■ **Trecho do texto**
========================================
Ciência
24/06/2023 às 05:00•4 min de leitura
Quando o arqueólogo Heinrich Schliemann partiu para Ítaca, na Grécia, em 1868, ele tinha uma missão em mente: encontrar a cidade antiga de Troia utilizando o livro épico de Homero, A Ilíada. Para ele, o livro era um mapa que mostrava onde essas cidades antigas estavam escondidas.
Nos anos seguintes, o alemão saiu viajando pelo Mediterrâneo, seguindo os conselhos de Homero para tudo — desde os costumes locais até como se cuidar de machucados. "Uma das coisas mais legais dele era o interesse histórico de verdade. Ele queria desvendar o mundo de Homero, saber se aquilo tudo era real, se a Guerra de Troia realmente aconteceu", conta o estudioso de clássicos D.F. Easton.
(Fonte: Wikimedia Commons)
Em 1871, Schliemann conseguiu realizar o sonho de encontrar a cidade de Troia. Essa descoberta lançou ele para a fama, e com ela, um monte de interesse em tudo que ele encontrou. O arqueólogo destemido achou a cidade homérica, mas achou outra coisa também — a suástica, um símbolo que ia ser usado para mudar a história do mundo.
"Combate entre Menelau e Heitor (da Ilíada). De uma bandeja do final do século VII." (Fonte: J. F. Horrabin/Wikimedia Commons)
Schliemann achou sua cidade épica — e a suástica — na costa da Turquia, no mar Egeu. Ele continuou as escavações que o arqueólogo britânico Frank Calvert tinha começado em um lugar chamado monte Hisarlik. Os métodos do Schliemann eram meio brutos — ele usava alavancas e outros "trambolhos" para cavar que, curiosamente, funcionavam.
Rapidinho, ele percebeu que o lugar tinha sete camadas diferentes de sociedades que existiram há milhares de anos. Schliemann encontrou Troia — e os restos de civilizações que vieram antes e depois dela. Nos cacos de cerâmica e esculturas encontradas nas camadas, ele achou pelo menos 1800 versões do mesmo símbolo: umas rodinhas chamadas "fuso", ou suásticas.
========================================
■ **Trechos dos registros**
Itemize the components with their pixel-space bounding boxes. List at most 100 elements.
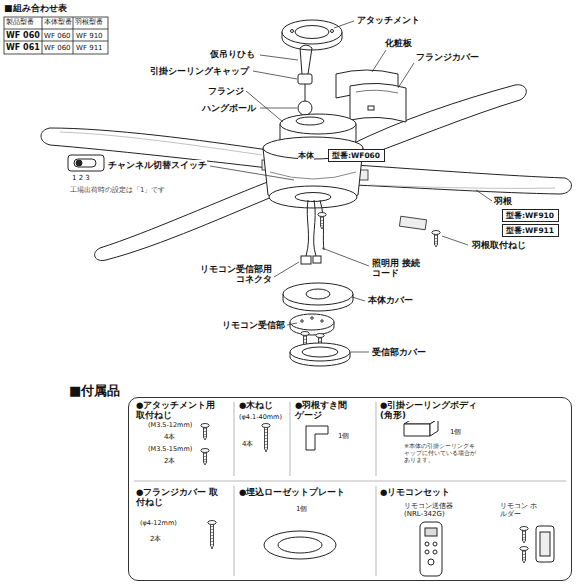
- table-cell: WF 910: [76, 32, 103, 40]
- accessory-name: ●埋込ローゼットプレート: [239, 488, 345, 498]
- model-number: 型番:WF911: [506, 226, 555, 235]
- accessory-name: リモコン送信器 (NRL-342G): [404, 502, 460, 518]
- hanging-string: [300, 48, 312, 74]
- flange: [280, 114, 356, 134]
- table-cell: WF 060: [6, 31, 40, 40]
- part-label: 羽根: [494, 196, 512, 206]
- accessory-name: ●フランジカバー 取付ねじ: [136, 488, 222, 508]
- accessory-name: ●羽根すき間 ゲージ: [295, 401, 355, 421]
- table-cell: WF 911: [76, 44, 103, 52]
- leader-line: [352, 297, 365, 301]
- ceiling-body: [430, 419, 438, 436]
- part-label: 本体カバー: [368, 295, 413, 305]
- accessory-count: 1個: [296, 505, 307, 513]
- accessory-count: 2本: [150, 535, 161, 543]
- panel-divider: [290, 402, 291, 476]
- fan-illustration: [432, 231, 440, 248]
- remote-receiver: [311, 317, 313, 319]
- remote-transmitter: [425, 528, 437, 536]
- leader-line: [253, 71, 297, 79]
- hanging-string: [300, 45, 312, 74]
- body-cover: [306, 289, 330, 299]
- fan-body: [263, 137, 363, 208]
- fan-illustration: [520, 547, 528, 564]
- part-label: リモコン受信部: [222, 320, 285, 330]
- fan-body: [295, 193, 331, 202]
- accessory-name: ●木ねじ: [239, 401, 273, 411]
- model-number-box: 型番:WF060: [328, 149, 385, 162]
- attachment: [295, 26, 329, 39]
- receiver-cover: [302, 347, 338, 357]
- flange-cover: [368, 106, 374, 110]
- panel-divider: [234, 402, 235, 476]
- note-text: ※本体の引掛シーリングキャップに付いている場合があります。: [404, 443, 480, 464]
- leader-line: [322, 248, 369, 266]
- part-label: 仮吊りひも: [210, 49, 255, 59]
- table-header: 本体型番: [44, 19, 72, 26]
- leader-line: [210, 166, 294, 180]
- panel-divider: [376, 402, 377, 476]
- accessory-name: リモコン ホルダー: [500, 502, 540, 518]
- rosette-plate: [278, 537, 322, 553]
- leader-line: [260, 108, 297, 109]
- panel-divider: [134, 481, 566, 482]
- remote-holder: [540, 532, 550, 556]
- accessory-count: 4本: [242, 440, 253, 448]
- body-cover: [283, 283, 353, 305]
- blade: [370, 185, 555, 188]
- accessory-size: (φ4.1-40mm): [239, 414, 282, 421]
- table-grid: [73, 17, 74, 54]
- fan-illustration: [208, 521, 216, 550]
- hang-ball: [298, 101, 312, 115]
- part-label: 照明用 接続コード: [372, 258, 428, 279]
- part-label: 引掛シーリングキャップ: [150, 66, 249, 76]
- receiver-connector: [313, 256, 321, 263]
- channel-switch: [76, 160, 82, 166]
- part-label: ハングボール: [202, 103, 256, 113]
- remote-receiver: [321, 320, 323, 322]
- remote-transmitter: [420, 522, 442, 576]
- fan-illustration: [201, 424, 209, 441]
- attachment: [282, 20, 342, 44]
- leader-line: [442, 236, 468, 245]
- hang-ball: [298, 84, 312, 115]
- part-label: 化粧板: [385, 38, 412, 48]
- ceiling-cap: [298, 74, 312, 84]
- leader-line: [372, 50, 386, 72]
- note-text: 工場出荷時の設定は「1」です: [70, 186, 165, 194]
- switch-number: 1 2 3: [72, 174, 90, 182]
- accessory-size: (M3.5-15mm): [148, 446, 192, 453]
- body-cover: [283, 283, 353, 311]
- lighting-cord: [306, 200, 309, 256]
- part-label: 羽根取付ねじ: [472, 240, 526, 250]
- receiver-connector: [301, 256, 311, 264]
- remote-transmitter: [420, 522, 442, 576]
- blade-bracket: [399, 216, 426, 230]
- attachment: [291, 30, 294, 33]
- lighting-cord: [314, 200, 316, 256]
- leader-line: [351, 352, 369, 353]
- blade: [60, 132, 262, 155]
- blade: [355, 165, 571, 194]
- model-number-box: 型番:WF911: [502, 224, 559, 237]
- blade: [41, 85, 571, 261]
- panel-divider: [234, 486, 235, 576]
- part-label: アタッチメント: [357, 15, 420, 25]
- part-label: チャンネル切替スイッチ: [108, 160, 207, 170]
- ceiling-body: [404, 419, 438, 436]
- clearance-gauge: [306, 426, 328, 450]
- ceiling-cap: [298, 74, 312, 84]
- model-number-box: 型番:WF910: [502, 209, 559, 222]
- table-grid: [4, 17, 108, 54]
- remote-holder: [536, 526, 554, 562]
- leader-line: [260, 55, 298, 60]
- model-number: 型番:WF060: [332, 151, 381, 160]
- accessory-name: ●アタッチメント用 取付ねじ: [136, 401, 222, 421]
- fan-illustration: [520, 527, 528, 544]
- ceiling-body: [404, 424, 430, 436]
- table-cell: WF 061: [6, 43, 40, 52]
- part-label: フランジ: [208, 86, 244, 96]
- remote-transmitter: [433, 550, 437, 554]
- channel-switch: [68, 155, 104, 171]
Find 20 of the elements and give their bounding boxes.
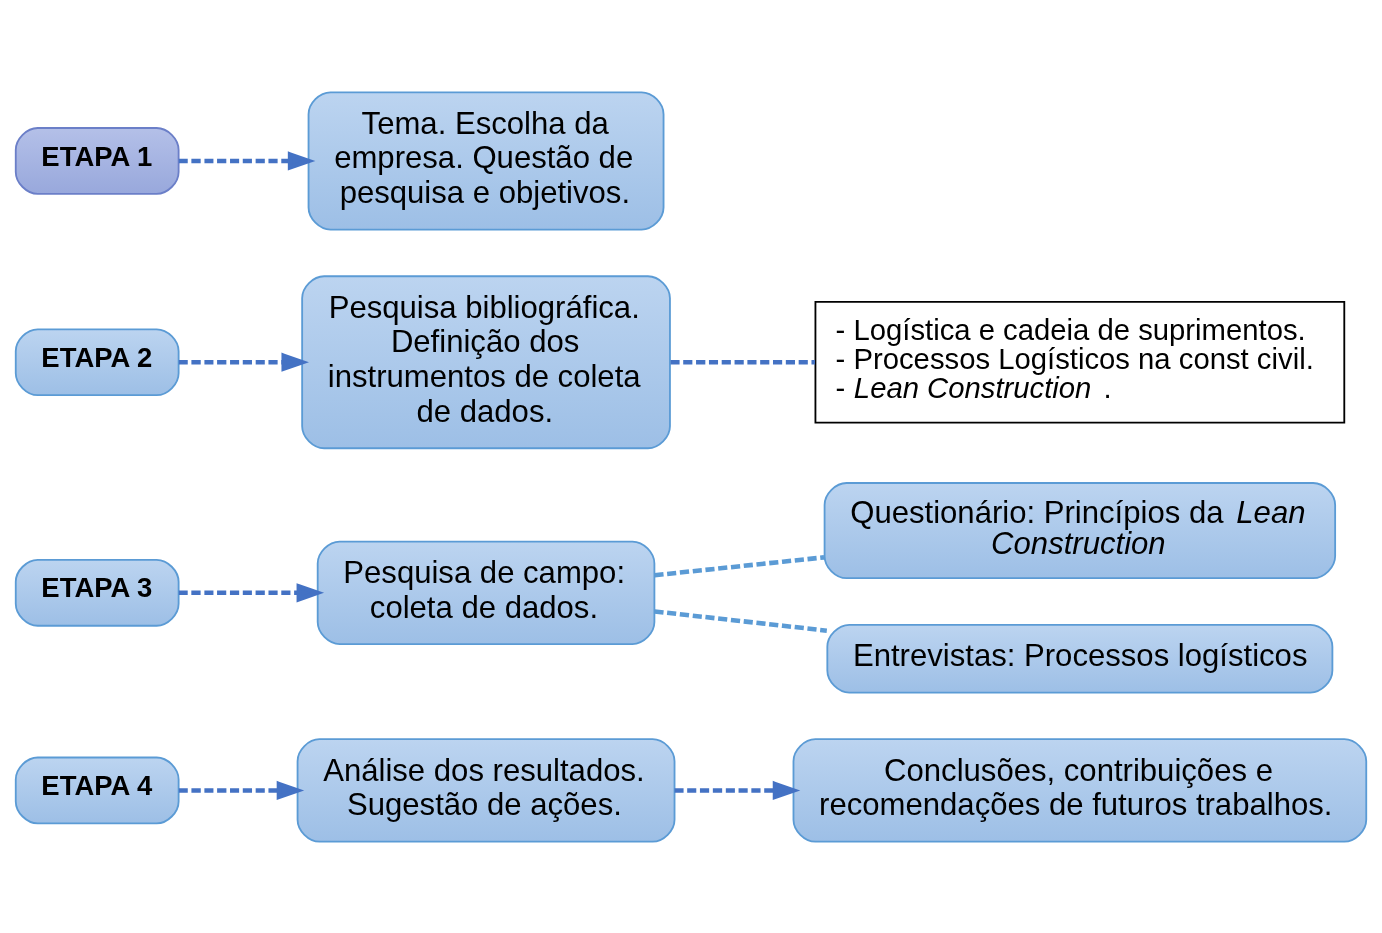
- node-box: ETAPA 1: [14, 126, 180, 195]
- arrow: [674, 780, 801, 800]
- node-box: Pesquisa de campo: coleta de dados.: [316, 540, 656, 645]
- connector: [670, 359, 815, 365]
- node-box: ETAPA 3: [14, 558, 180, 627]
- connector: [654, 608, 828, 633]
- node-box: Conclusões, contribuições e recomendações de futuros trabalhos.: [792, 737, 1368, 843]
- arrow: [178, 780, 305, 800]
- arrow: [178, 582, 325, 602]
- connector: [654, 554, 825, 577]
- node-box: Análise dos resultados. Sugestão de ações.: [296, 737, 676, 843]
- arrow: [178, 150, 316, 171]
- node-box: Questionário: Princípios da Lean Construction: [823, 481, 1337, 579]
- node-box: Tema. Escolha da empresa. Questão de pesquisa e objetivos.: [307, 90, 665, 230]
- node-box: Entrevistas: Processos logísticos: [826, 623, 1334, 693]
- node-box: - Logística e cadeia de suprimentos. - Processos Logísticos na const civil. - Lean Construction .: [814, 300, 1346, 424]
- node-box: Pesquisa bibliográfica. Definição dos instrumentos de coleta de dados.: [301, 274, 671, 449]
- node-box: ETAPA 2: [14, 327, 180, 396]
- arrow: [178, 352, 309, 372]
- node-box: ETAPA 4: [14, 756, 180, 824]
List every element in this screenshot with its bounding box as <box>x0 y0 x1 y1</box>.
========================================
■ **Problemas a resolver**
- A) Resuma em duas frases o texto sobre Heinrich Schliemann.
- B) Segundo o texto sobre Heinrich Schliemann, quem tinha começado as escavações no monte Hisarlik?
- C) Escreva a continuação do texto sobre Schliemann e a suástica a partir da última frase apresentada.

■ **Respostas dadas**
- A) Em 1868, o arqueólogo alemão Heinrich Schliemann partiu em busca de Troia usando a Ilíada de Homero como mapa e, em 1871, encontrou a cidade no monte Hisarlik, na costa da Turquia, dando continuidade às escavações iniciadas por Frank Calvert. No local, ele identificou sete camadas de sociedades antigas e, em cacos de cerâmica e esculturas, achou pelo menos 1800 versões da suástica.

- B) O arqueólogo britânico Frank Calvert.

- C)
(Fonte: Steven Heller/Reprodução)
A partir daí, ele começou a ver a suástica em todo lugar, do Tibete ao Paraguai, de monumentos da deusa grega Artemis à representações de Buda; até na Costa do Ouro, na África, e em sítios dos nativos americanos. E, conforme as aventuras do arqueólogo ficavam mais famosas e as descobertas arqueológicas viravam uma forma de criar uma história nacional, a suástica foi ganhando cada vez mais destaque.
Virou moda como símbolo de boa sorte, aparecendo em produtos da Coca-Cola, materiais dos escoteiros, e até nos uniformes militares dos americanos, segundo a BBC. Mas, conforme a fama crescia, a suástica se envolveu com um movimento muito mais explosivo — uma onda nacionalista que estava se espalhando pela Alemanha.
(Fonte: Carsten Koall/Getty Images)
As descobertas da escavação de Schliemann de repente ganharam um significado mais profundo e ideológico. Para os nacionalistas, o símbolo "puro ariano" que Schliemann encontrou, não era mais um mistério arqueológico — era uma bandeira da superioridade deles.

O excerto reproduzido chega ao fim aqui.